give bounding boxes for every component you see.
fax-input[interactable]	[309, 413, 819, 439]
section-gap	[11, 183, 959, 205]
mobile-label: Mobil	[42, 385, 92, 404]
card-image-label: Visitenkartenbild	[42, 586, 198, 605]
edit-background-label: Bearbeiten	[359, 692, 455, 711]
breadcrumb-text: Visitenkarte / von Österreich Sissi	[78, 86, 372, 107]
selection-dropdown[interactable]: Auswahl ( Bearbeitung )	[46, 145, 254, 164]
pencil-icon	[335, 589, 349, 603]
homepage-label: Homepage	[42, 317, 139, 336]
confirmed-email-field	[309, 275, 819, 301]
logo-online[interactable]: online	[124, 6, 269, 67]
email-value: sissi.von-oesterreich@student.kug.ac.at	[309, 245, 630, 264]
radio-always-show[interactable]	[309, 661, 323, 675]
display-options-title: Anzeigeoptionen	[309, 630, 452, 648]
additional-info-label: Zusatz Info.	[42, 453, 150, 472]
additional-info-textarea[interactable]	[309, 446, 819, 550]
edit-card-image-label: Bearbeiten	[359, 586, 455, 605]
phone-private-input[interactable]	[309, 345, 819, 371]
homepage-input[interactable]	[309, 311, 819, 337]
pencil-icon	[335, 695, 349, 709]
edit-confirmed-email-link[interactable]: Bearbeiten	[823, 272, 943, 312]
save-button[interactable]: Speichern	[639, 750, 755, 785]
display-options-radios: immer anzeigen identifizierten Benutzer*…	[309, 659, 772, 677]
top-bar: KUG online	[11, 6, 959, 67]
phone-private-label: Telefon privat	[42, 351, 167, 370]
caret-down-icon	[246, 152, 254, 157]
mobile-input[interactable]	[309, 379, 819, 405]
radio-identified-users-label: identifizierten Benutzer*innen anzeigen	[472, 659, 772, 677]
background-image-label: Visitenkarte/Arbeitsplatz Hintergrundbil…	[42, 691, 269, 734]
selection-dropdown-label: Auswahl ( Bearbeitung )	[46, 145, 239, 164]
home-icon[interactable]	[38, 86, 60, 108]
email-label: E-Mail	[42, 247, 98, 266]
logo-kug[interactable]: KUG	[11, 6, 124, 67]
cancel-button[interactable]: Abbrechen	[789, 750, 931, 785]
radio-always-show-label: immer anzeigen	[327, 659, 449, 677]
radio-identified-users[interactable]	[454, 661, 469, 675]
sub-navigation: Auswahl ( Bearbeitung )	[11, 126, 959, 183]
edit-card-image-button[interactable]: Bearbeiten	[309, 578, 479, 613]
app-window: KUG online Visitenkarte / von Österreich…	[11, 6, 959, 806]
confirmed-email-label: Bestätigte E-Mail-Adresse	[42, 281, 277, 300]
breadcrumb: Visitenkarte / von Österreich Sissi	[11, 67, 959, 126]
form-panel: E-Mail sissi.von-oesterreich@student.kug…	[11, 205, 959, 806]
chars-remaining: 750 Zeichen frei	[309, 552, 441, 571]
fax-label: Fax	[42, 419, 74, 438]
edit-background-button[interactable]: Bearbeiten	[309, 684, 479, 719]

• **EXERCISE**
Pull out each row above that contains the string "button", and treat uppercase and lowercase as different.

• **EXERCISE ANSWER**
save-button[interactable]: Speichern	[639, 750, 755, 785]
cancel-button[interactable]: Abbrechen	[789, 750, 931, 785]
edit-card-image-button[interactable]: Bearbeiten	[309, 578, 479, 613]
edit-background-button[interactable]: Bearbeiten	[309, 684, 479, 719]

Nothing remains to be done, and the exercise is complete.